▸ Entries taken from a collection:
+ + + + +

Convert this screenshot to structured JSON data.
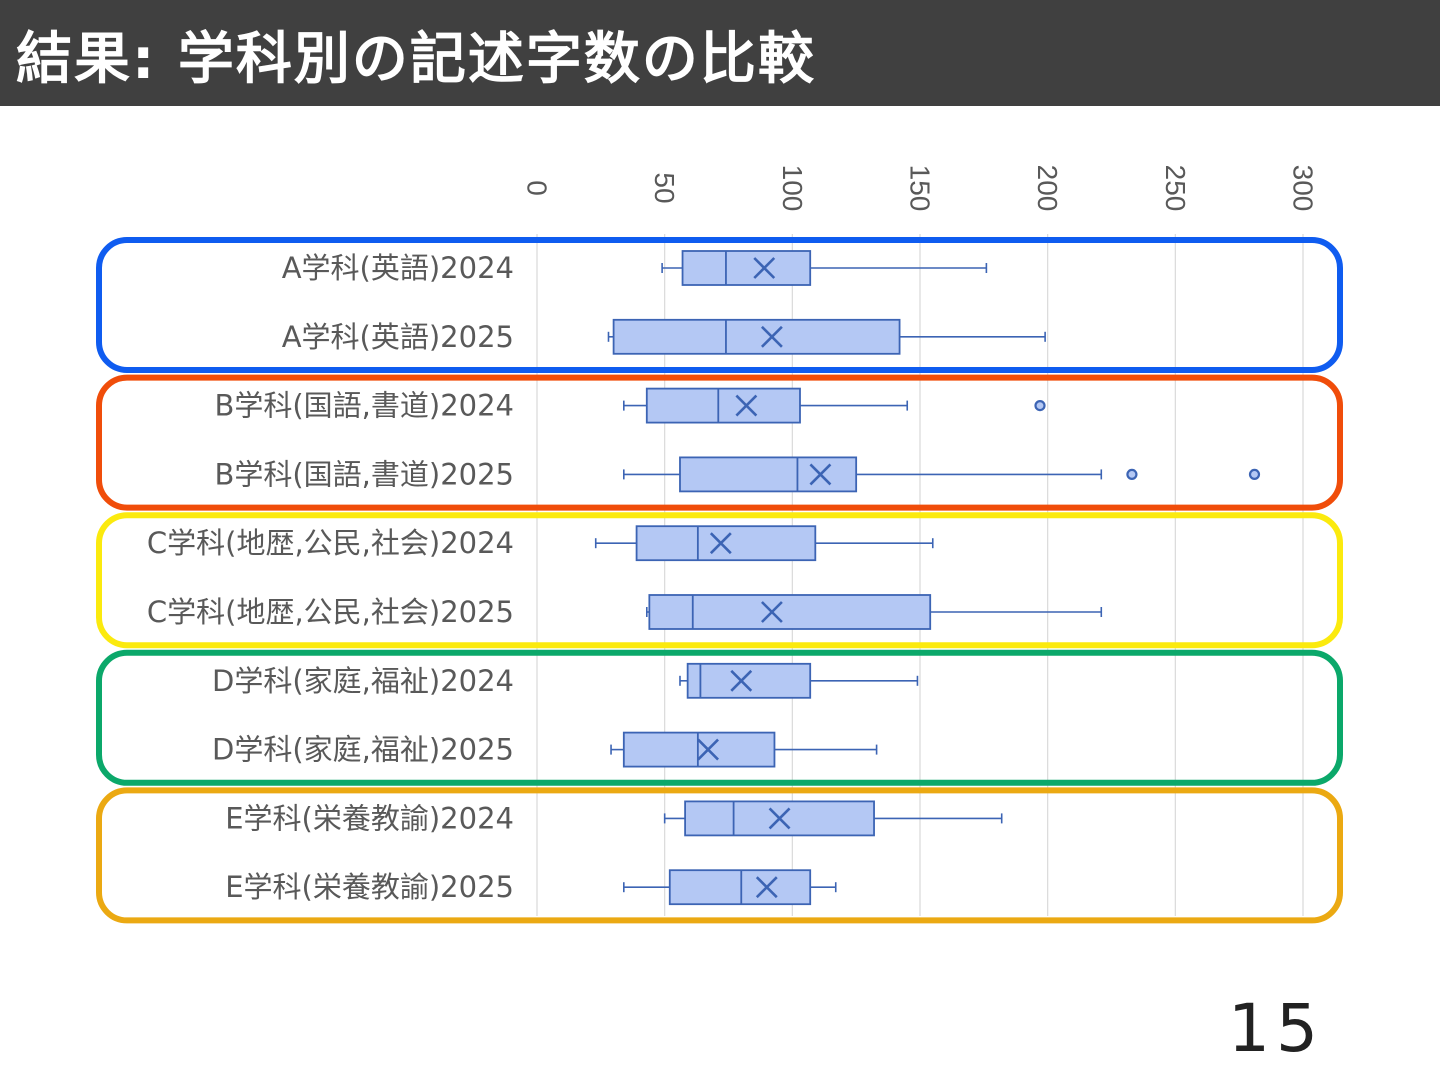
{
  "slide": {
    "title": "結果: 学科別の記述字数の比較",
    "page_number": "15"
  },
  "chart_data": {
    "type": "boxplot",
    "orientation": "horizontal",
    "value_axis": {
      "min": 0,
      "max": 300,
      "tick_labels": [
        "0",
        "50",
        "100",
        "150",
        "200",
        "250",
        "300"
      ],
      "tick_values": [
        0,
        50,
        100,
        150,
        200,
        250,
        300
      ],
      "tick_label_rotation": "90deg",
      "gridlines": true
    },
    "box_color": "#b4c8f4",
    "box_edge_color": "#3c64b4",
    "series": [
      {
        "label": "A学科(英語)2024",
        "group": "A",
        "whisker_low": 49,
        "q1": 57,
        "median": 74,
        "mean": 89,
        "q3": 107,
        "whisker_high": 176,
        "outliers": []
      },
      {
        "label": "A学科(英語)2025",
        "group": "A",
        "whisker_low": 28,
        "q1": 30,
        "median": 74,
        "mean": 92,
        "q3": 142,
        "whisker_high": 199,
        "outliers": []
      },
      {
        "label": "B学科(国語,書道)2024",
        "group": "B",
        "whisker_low": 34,
        "q1": 43,
        "median": 71,
        "mean": 82,
        "q3": 103,
        "whisker_high": 145,
        "outliers": [
          197
        ]
      },
      {
        "label": "B学科(国語,書道)2025",
        "group": "B",
        "whisker_low": 34,
        "q1": 56,
        "median": 102,
        "mean": 111,
        "q3": 125,
        "whisker_high": 221,
        "outliers": [
          233,
          281
        ]
      },
      {
        "label": "C学科(地歴,公民,社会)2024",
        "group": "C",
        "whisker_low": 23,
        "q1": 39,
        "median": 63,
        "mean": 72,
        "q3": 109,
        "whisker_high": 155,
        "outliers": []
      },
      {
        "label": "C学科(地歴,公民,社会)2025",
        "group": "C",
        "whisker_low": 43,
        "q1": 44,
        "median": 61,
        "mean": 92,
        "q3": 154,
        "whisker_high": 221,
        "outliers": []
      },
      {
        "label": "D学科(家庭,福祉)2024",
        "group": "D",
        "whisker_low": 56,
        "q1": 59,
        "median": 64,
        "mean": 80,
        "q3": 107,
        "whisker_high": 149,
        "outliers": []
      },
      {
        "label": "D学科(家庭,福祉)2025",
        "group": "D",
        "whisker_low": 29,
        "q1": 34,
        "median": 63,
        "mean": 67,
        "q3": 93,
        "whisker_high": 133,
        "outliers": []
      },
      {
        "label": "E学科(栄養教諭)2024",
        "group": "E",
        "whisker_low": 50,
        "q1": 58,
        "median": 77,
        "mean": 95,
        "q3": 132,
        "whisker_high": 182,
        "outliers": []
      },
      {
        "label": "E学科(栄養教諭)2025",
        "group": "E",
        "whisker_low": 34,
        "q1": 52,
        "median": 80,
        "mean": 90,
        "q3": 107,
        "whisker_high": 117,
        "outliers": []
      }
    ],
    "group_highlights": [
      {
        "group": "A",
        "color": "#0f5cf0"
      },
      {
        "group": "B",
        "color": "#f04d0a"
      },
      {
        "group": "C",
        "color": "#fbea0e"
      },
      {
        "group": "D",
        "color": "#0ba86a"
      },
      {
        "group": "E",
        "color": "#eba912"
      }
    ]
  }
}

+ + + + +

▸ TASK BRIEF: Print each of the records above exactly as written, leaving no picture in the copy.

▸ ANSWER TO THE EXERCISE:
Convert this screenshot to structured JSON data.
{
  "slide": {
    "title": "結果: 学科別の記述字数の比較",
    "page_number": "15"
  },
  "chart_data": {
    "type": "boxplot",
    "orientation": "horizontal",
    "value_axis": {
      "min": 0,
      "max": 300,
      "tick_labels": [
        "0",
        "50",
        "100",
        "150",
        "200",
        "250",
        "300"
      ],
      "tick_values": [
        0,
        50,
        100,
        150,
        200,
        250,
        300
      ],
      "tick_label_rotation": "90deg",
      "gridlines": true
    },
    "box_color": "#b4c8f4",
    "box_edge_color": "#3c64b4",
    "series": [
      {
        "label": "A学科(英語)2024",
        "group": "A",
        "whisker_low": 49,
        "q1": 57,
        "median": 74,
        "mean": 89,
        "q3": 107,
        "whisker_high": 176,
        "outliers": []
      },
      {
        "label": "A学科(英語)2025",
        "group": "A",
        "whisker_low": 28,
        "q1": 30,
        "median": 74,
        "mean": 92,
        "q3": 142,
        "whisker_high": 199,
        "outliers": []
      },
      {
        "label": "B学科(国語,書道)2024",
        "group": "B",
        "whisker_low": 34,
        "q1": 43,
        "median": 71,
        "mean": 82,
        "q3": 103,
        "whisker_high": 145,
        "outliers": [
          197
        ]
      },
      {
        "label": "B学科(国語,書道)2025",
        "group": "B",
        "whisker_low": 34,
        "q1": 56,
        "median": 102,
        "mean": 111,
        "q3": 125,
        "whisker_high": 221,
        "outliers": [
          233,
          281
        ]
      },
      {
        "label": "C学科(地歴,公民,社会)2024",
        "group": "C",
        "whisker_low": 23,
        "q1": 39,
        "median": 63,
        "mean": 72,
        "q3": 109,
        "whisker_high": 155,
        "outliers": []
      },
      {
        "label": "C学科(地歴,公民,社会)2025",
        "group": "C",
        "whisker_low": 43,
        "q1": 44,
        "median": 61,
        "mean": 92,
        "q3": 154,
        "whisker_high": 221,
        "outliers": []
      },
      {
        "label": "D学科(家庭,福祉)2024",
        "group": "D",
        "whisker_low": 56,
        "q1": 59,
        "median": 64,
        "mean": 80,
        "q3": 107,
        "whisker_high": 149,
        "outliers": []
      },
      {
        "label": "D学科(家庭,福祉)2025",
        "group": "D",
        "whisker_low": 29,
        "q1": 34,
        "median": 63,
        "mean": 67,
        "q3": 93,
        "whisker_high": 133,
        "outliers": []
      },
      {
        "label": "E学科(栄養教諭)2024",
        "group": "E",
        "whisker_low": 50,
        "q1": 58,
        "median": 77,
        "mean": 95,
        "q3": 132,
        "whisker_high": 182,
        "outliers": []
      },
      {
        "label": "E学科(栄養教諭)2025",
        "group": "E",
        "whisker_low": 34,
        "q1": 52,
        "median": 80,
        "mean": 90,
        "q3": 107,
        "whisker_high": 117,
        "outliers": []
      }
    ],
    "group_highlights": [
      {
        "group": "A",
        "color": "#0f5cf0"
      },
      {
        "group": "B",
        "color": "#f04d0a"
      },
      {
        "group": "C",
        "color": "#fbea0e"
      },
      {
        "group": "D",
        "color": "#0ba86a"
      },
      {
        "group": "E",
        "color": "#eba912"
      }
    ]
  }
}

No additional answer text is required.